++++ INPUT FOR THIS TASK

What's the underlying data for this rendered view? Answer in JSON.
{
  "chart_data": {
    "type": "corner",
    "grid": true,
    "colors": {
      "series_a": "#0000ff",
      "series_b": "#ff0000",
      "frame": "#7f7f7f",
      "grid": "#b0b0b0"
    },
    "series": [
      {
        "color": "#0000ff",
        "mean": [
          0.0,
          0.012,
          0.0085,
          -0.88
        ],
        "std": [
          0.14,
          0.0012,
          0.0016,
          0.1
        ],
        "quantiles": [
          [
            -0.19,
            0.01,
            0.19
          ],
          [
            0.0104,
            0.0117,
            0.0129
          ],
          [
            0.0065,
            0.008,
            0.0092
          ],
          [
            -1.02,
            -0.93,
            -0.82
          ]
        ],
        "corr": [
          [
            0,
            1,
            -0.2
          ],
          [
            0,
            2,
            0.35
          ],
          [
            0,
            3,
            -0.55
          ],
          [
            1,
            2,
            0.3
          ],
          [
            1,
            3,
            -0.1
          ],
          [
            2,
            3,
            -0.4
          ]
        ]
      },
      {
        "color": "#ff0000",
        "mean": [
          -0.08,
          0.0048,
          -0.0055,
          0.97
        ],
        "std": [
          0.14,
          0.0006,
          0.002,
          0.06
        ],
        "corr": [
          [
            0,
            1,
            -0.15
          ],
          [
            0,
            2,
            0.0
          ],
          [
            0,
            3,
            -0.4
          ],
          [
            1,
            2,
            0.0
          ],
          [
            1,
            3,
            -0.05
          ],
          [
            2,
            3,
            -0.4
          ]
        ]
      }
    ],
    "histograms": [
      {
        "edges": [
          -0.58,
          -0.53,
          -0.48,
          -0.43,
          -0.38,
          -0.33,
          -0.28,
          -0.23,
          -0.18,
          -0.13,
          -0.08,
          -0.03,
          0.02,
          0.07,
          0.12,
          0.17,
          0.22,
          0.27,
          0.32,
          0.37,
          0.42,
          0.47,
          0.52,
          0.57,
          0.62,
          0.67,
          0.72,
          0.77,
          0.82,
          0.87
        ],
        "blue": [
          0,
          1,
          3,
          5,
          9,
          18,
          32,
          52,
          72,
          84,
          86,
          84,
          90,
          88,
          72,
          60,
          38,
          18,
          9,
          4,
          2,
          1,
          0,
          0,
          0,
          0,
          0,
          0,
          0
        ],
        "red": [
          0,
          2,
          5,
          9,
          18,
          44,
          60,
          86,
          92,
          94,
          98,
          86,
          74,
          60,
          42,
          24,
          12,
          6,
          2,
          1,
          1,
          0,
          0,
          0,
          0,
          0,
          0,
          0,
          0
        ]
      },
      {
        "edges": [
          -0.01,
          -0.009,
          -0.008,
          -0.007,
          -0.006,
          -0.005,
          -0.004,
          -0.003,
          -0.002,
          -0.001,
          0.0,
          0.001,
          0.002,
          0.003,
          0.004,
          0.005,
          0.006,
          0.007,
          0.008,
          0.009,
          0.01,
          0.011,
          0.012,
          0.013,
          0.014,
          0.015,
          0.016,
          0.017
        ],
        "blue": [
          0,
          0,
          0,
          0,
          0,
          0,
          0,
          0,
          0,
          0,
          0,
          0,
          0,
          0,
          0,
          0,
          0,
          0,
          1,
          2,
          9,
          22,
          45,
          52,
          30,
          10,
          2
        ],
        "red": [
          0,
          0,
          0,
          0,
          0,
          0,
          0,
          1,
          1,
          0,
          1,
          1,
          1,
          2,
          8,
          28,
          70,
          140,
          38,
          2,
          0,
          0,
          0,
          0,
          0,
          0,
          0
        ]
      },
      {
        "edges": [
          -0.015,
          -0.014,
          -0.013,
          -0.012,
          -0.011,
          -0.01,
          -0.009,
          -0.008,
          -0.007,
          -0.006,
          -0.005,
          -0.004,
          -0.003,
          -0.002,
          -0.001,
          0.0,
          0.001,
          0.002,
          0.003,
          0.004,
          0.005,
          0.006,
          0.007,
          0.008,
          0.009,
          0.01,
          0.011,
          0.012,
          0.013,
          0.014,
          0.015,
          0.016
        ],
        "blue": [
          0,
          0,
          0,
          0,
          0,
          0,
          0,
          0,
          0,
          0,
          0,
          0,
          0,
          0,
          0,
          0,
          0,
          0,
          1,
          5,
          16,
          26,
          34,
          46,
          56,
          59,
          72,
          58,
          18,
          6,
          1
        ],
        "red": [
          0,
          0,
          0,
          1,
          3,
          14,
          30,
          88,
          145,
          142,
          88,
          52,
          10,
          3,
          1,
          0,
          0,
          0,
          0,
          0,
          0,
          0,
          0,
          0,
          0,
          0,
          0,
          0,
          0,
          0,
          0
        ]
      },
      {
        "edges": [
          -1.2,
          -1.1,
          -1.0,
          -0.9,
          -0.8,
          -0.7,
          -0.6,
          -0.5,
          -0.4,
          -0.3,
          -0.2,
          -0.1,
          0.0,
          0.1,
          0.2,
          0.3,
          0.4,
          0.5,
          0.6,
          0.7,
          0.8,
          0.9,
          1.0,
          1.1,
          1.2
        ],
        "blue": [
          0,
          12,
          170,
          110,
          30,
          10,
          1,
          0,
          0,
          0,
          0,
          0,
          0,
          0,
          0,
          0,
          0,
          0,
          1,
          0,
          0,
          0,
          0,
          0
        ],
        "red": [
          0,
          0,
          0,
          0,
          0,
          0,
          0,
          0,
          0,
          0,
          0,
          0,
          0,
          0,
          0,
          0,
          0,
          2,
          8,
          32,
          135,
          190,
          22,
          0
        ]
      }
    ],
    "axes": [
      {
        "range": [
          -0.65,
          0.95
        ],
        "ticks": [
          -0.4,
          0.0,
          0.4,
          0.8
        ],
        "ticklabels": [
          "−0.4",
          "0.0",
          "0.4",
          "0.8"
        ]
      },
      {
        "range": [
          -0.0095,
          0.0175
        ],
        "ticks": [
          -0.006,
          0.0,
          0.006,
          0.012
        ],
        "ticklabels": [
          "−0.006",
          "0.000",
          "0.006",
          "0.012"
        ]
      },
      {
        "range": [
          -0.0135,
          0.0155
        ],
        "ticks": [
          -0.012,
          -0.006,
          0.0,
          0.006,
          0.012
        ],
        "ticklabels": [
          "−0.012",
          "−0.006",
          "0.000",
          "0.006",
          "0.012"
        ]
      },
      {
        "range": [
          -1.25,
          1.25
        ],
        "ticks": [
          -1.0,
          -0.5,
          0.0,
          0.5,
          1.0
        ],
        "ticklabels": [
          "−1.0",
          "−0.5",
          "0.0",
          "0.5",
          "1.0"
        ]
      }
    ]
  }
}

++++++++

PROMPT
Each line of the material should be duplicated exactly, please.

ANSWER TO THE TASK
What's the underlying data for this rendered view? Answer in JSON.
{
  "chart_data": {
    "type": "corner",
    "grid": true,
    "colors": {
      "series_a": "#0000ff",
      "series_b": "#ff0000",
      "frame": "#7f7f7f",
      "grid": "#b0b0b0"
    },
    "series": [
      {
        "color": "#0000ff",
        "mean": [
          0.0,
          0.012,
          0.0085,
          -0.88
        ],
        "std": [
          0.14,
          0.0012,
          0.0016,
          0.1
        ],
        "quantiles": [
          [
            -0.19,
            0.01,
            0.19
          ],
          [
            0.0104,
            0.0117,
            0.0129
          ],
          [
            0.0065,
            0.008,
            0.0092
          ],
          [
            -1.02,
            -0.93,
            -0.82
          ]
        ],
        "corr": [
          [
            0,
            1,
            -0.2
          ],
          [
            0,
            2,
            0.35
          ],
          [
            0,
            3,
            -0.55
          ],
          [
            1,
            2,
            0.3
          ],
          [
            1,
            3,
            -0.1
          ],
          [
            2,
            3,
            -0.4
          ]
        ]
      },
      {
        "color": "#ff0000",
        "mean": [
          -0.08,
          0.0048,
          -0.0055,
          0.97
        ],
        "std": [
          0.14,
          0.0006,
          0.002,
          0.06
        ],
        "corr": [
          [
            0,
            1,
            -0.15
          ],
          [
            0,
            2,
            0.0
          ],
          [
            0,
            3,
            -0.4
          ],
          [
            1,
            2,
            0.0
          ],
          [
            1,
            3,
            -0.05
          ],
          [
            2,
            3,
            -0.4
          ]
        ]
      }
    ],
    "histograms": [
      {
        "edges": [
          -0.58,
          -0.53,
          -0.48,
          -0.43,
          -0.38,
          -0.33,
          -0.28,
          -0.23,
          -0.18,
          -0.13,
          -0.08,
          -0.03,
          0.02,
          0.07,
          0.12,
          0.17,
          0.22,
          0.27,
          0.32,
          0.37,
          0.42,
          0.47,
          0.52,
          0.57,
          0.62,
          0.67,
          0.72,
          0.77,
          0.82,
          0.87
        ],
        "blue": [
          0,
          1,
          3,
          5,
          9,
          18,
          32,
          52,
          72,
          84,
          86,
          84,
          90,
          88,
          72,
          60,
          38,
          18,
          9,
          4,
          2,
          1,
          0,
          0,
          0,
          0,
          0,
          0,
          0
        ],
        "red": [
          0,
          2,
          5,
          9,
          18,
          44,
          60,
          86,
          92,
          94,
          98,
          86,
          74,
          60,
          42,
          24,
          12,
          6,
          2,
          1,
          1,
          0,
          0,
          0,
          0,
          0,
          0,
          0,
          0
        ]
      },
      {
        "edges": [
          -0.01,
          -0.009,
          -0.008,
          -0.007,
          -0.006,
          -0.005,
          -0.004,
          -0.003,
          -0.002,
          -0.001,
          0.0,
          0.001,
          0.002,
          0.003,
          0.004,
          0.005,
          0.006,
          0.007,
          0.008,
          0.009,
          0.01,
          0.011,
          0.012,
          0.013,
          0.014,
          0.015,
          0.016,
          0.017
        ],
        "blue": [
          0,
          0,
          0,
          0,
          0,
          0,
          0,
          0,
          0,
          0,
          0,
          0,
          0,
          0,
          0,
          0,
          0,
          0,
          1,
          2,
          9,
          22,
          45,
          52,
          30,
          10,
          2
        ],
        "red": [
          0,
          0,
          0,
          0,
          0,
          0,
          0,
          1,
          1,
          0,
          1,
          1,
          1,
          2,
          8,
          28,
          70,
          140,
          38,
          2,
          0,
          0,
          0,
          0,
          0,
          0,
          0
        ]
      },
      {
        "edges": [
          -0.015,
          -0.014,
          -0.013,
          -0.012,
          -0.011,
          -0.01,
          -0.009,
          -0.008,
          -0.007,
          -0.006,
          -0.005,
          -0.004,
          -0.003,
          -0.002,
          -0.001,
          0.0,
          0.001,
          0.002,
          0.003,
          0.004,
          0.005,
          0.006,
          0.007,
          0.008,
          0.009,
          0.01,
          0.011,
          0.012,
          0.013,
          0.014,
          0.015,
          0.016
        ],
        "blue": [
          0,
          0,
          0,
          0,
          0,
          0,
          0,
          0,
          0,
          0,
          0,
          0,
          0,
          0,
          0,
          0,
          0,
          0,
          1,
          5,
          16,
          26,
          34,
          46,
          56,
          59,
          72,
          58,
          18,
          6,
          1
        ],
        "red": [
          0,
          0,
          0,
          1,
          3,
          14,
          30,
          88,
          145,
          142,
          88,
          52,
          10,
          3,
          1,
          0,
          0,
          0,
          0,
          0,
          0,
          0,
          0,
          0,
          0,
          0,
          0,
          0,
          0,
          0,
          0
        ]
      },
      {
        "edges": [
          -1.2,
          -1.1,
          -1.0,
          -0.9,
          -0.8,
          -0.7,
          -0.6,
          -0.5,
          -0.4,
          -0.3,
          -0.2,
          -0.1,
          0.0,
          0.1,
          0.2,
          0.3,
          0.4,
          0.5,
          0.6,
          0.7,
          0.8,
          0.9,
          1.0,
          1.1,
          1.2
        ],
        "blue": [
          0,
          12,
          170,
          110,
          30,
          10,
          1,
          0,
          0,
          0,
          0,
          0,
          0,
          0,
          0,
          0,
          0,
          0,
          1,
          0,
          0,
          0,
          0,
          0
        ],
        "red": [
          0,
          0,
          0,
          0,
          0,
          0,
          0,
          0,
          0,
          0,
          0,
          0,
          0,
          0,
          0,
          0,
          0,
          2,
          8,
          32,
          135,
          190,
          22,
          0
        ]
      }
    ],
    "axes": [
      {
        "range": [
          -0.65,
          0.95
        ],
        "ticks": [
          -0.4,
          0.0,
          0.4,
          0.8
        ],
        "ticklabels": [
          "−0.4",
          "0.0",
          "0.4",
          "0.8"
        ]
      },
      {
        "range": [
          -0.0095,
          0.0175
        ],
        "ticks": [
          -0.006,
          0.0,
          0.006,
          0.012
        ],
        "ticklabels": [
          "−0.006",
          "0.000",
          "0.006",
          "0.012"
        ]
      },
      {
        "range": [
          -0.0135,
          0.0155
        ],
        "ticks": [
          -0.012,
          -0.006,
          0.0,
          0.006,
          0.012
        ],
        "ticklabels": [
          "−0.012",
          "−0.006",
          "0.000",
          "0.006",
          "0.012"
        ]
      },
      {
        "range": [
          -1.25,
          1.25
        ],
        "ticks": [
          -1.0,
          -0.5,
          0.0,
          0.5,
          1.0
        ],
        "ticklabels": [
          "−1.0",
          "−0.5",
          "0.0",
          "0.5",
          "1.0"
        ]
      }
    ]
  }
}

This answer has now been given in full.